Goal: Copy each entry as it stands, leaving nothing out.

Records:
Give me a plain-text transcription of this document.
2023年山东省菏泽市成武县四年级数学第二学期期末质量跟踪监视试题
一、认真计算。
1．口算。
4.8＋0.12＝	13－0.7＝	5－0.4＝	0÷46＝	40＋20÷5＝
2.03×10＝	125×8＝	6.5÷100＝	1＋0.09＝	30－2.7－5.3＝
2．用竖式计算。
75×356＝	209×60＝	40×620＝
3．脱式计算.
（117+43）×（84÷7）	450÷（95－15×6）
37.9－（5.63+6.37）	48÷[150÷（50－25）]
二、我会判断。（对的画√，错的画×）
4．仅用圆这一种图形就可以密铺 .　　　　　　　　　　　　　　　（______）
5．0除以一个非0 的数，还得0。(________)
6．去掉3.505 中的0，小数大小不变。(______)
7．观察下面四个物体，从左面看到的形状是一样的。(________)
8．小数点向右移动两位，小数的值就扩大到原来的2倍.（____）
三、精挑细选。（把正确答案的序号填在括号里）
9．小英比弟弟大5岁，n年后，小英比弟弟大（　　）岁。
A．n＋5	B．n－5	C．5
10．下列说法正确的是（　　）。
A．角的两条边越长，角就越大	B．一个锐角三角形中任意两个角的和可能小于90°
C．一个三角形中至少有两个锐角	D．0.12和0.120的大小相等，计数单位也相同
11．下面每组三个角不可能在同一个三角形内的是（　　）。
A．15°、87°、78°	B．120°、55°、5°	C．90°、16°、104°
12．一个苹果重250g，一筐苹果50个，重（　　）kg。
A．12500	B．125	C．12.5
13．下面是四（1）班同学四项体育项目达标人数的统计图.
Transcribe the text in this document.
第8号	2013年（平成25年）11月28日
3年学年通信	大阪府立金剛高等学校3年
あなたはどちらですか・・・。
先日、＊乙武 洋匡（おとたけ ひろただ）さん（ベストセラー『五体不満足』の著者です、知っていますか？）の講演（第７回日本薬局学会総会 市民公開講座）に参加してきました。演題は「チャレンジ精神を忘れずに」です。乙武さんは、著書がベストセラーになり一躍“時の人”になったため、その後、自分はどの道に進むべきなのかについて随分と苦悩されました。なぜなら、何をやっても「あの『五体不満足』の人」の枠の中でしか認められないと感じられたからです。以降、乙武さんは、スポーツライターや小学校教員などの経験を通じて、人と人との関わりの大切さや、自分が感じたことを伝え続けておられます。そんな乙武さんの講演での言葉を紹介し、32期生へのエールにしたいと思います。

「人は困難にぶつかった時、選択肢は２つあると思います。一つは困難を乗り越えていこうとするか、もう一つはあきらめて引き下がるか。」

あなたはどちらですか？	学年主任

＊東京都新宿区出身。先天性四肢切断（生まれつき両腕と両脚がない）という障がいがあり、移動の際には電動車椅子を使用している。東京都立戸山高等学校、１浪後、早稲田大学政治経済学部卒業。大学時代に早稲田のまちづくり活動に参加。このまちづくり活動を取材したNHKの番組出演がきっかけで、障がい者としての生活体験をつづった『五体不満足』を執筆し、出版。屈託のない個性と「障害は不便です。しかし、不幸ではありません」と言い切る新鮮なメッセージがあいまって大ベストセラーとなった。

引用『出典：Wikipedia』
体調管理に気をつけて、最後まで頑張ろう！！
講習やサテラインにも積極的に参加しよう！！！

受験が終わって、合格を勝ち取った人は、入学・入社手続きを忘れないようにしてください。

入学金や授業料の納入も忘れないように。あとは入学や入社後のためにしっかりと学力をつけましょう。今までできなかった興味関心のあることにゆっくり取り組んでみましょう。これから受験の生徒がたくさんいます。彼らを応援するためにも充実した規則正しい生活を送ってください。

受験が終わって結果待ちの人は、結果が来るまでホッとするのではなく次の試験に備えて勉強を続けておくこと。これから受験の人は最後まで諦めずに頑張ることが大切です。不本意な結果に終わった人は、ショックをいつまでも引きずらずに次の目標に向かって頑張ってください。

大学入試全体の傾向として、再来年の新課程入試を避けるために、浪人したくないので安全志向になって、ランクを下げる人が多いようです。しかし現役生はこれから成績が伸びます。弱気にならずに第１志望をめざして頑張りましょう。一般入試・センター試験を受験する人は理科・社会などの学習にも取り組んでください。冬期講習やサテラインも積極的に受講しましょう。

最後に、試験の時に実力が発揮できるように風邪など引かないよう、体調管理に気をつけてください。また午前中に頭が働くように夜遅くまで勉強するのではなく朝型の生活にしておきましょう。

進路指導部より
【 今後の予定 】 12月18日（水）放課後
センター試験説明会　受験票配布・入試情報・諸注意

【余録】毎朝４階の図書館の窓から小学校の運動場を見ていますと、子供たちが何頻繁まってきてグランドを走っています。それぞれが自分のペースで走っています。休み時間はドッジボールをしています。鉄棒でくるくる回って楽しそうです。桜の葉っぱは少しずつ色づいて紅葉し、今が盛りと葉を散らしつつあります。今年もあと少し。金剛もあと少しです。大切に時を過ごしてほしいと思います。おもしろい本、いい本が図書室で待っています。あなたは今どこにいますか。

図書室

Task result:
Give me a plain-text transcription of this document.
2023年山东省菏泽市成武县四年级数学第二学期期末质量跟踪监视试题
一、认真计算。
1．口算。
4.8＋0.12＝	13－0.7＝	5－0.4＝	0÷46＝	40＋20÷5＝
2.03×10＝	125×8＝	6.5÷100＝	1＋0.09＝	30－2.7－5.3＝
2．用竖式计算。
75×356＝	209×60＝	40×620＝
3．脱式计算.
（117+43）×（84÷7）	450÷（95－15×6）
37.9－（5.63+6.37）	48÷[150÷（50－25）]
二、我会判断。（对的画√，错的画×）
4．仅用圆这一种图形就可以密铺 .　　　　　　　　　　　　　　　（______）
5．0除以一个非0 的数，还得0。(________)
6．去掉3.505 中的0，小数大小不变。(______)
7．观察下面四个物体，从左面看到的形状是一样的。(________)
8．小数点向右移动两位，小数的值就扩大到原来的2倍.（____）
三、精挑细选。（把正确答案的序号填在括号里）
9．小英比弟弟大5岁，n年后，小英比弟弟大（　　）岁。
A．n＋5	B．n－5	C．5
10．下列说法正确的是（　　）。
A．角的两条边越长，角就越大	B．一个锐角三角形中任意两个角的和可能小于90°
C．一个三角形中至少有两个锐角	D．0.12和0.120的大小相等，计数单位也相同
11．下面每组三个角不可能在同一个三角形内的是（　　）。
A．15°、87°、78°	B．120°、55°、5°	C．90°、16°、104°
12．一个苹果重250g，一筐苹果50个，重（　　）kg。
A．12500	B．125	C．12.5
13．下面是四（1）班同学四项体育项目达标人数的统计图.
Transcribe the text in this document.
第8号	2013年（平成25年）11月28日
3年学年通信	大阪府立金剛高等学校3年
あなたはどちらですか・・・。
先日、＊乙武 洋匡（おとたけ ひろただ）さん（ベストセラー『五体不満足』の著者です、知っていますか？）の講演（第７回日本薬局学会総会 市民公開講座）に参加してきました。演題は「チャレンジ精神を忘れずに」です。乙武さんは、著書がベストセラーになり一躍“時の人”になったため、その後、自分はどの道に進むべきなのかについて随分と苦悩されました。なぜなら、何をやっても「あの『五体不満足』の人」の枠の中でしか認められないと感じられたからです。以降、乙武さんは、スポーツライターや小学校教員などの経験を通じて、人と人との関わりの大切さや、自分が感じたことを伝え続けておられます。そんな乙武さんの講演での言葉を紹介し、32期生へのエールにしたいと思います。

「人は困難にぶつかった時、選択肢は２つあると思います。一つは困難を乗り越えていこうとするか、もう一つはあきらめて引き下がるか。」

あなたはどちらですか？	学年主任

＊東京都新宿区出身。先天性四肢切断（生まれつき両腕と両脚がない）という障がいがあり、移動の際には電動車椅子を使用している。東京都立戸山高等学校、１浪後、早稲田大学政治経済学部卒業。大学時代に早稲田のまちづくり活動に参加。このまちづくり活動を取材したNHKの番組出演がきっかけで、障がい者としての生活体験をつづった『五体不満足』を執筆し、出版。屈託のない個性と「障害は不便です。しかし、不幸ではありません」と言い切る新鮮なメッセージがあいまって大ベストセラーとなった。

引用『出典：Wikipedia』
体調管理に気をつけて、最後まで頑張ろう！！
講習やサテラインにも積極的に参加しよう！！！

受験が終わって、合格を勝ち取った人は、入学・入社手続きを忘れないようにしてください。

入学金や授業料の納入も忘れないように。あとは入学や入社後のためにしっかりと学力をつけましょう。今までできなかった興味関心のあることにゆっくり取り組んでみましょう。これから受験の生徒がたくさんいます。彼らを応援するためにも充実した規則正しい生活を送ってください。

受験が終わって結果待ちの人は、結果が来るまでホッとするのではなく次の試験に備えて勉強を続けておくこと。これから受験の人は最後まで諦めずに頑張ることが大切です。不本意な結果に終わった人は、ショックをいつまでも引きずらずに次の目標に向かって頑張ってください。

大学入試全体の傾向として、再来年の新課程入試を避けるために、浪人したくないので安全志向になって、ランクを下げる人が多いようです。しかし現役生はこれから成績が伸びます。弱気にならずに第１志望をめざして頑張りましょう。一般入試・センター試験を受験する人は理科・社会などの学習にも取り組んでください。冬期講習やサテラインも積極的に受講しましょう。

最後に、試験の時に実力が発揮できるように風邪など引かないよう、体調管理に気をつけてください。また午前中に頭が働くように夜遅くまで勉強するのではなく朝型の生活にしておきましょう。

進路指導部より
【 今後の予定 】 12月18日（水）放課後
センター試験説明会　受験票配布・入試情報・諸注意

【余録】毎朝４階の図書館の窓から小学校の運動場を見ていますと、子供たちが何頻繁まってきてグランドを走っています。それぞれが自分のペースで走っています。休み時間はドッジボールをしています。鉄棒でくるくる回って楽しそうです。桜の葉っぱは少しずつ色づいて紅葉し、今が盛りと葉を散らしつつあります。今年もあと少し。金剛もあと少しです。大切に時を過ごしてほしいと思います。おもしろい本、いい本が図書室で待っています。あなたは今どこにいますか。

図書室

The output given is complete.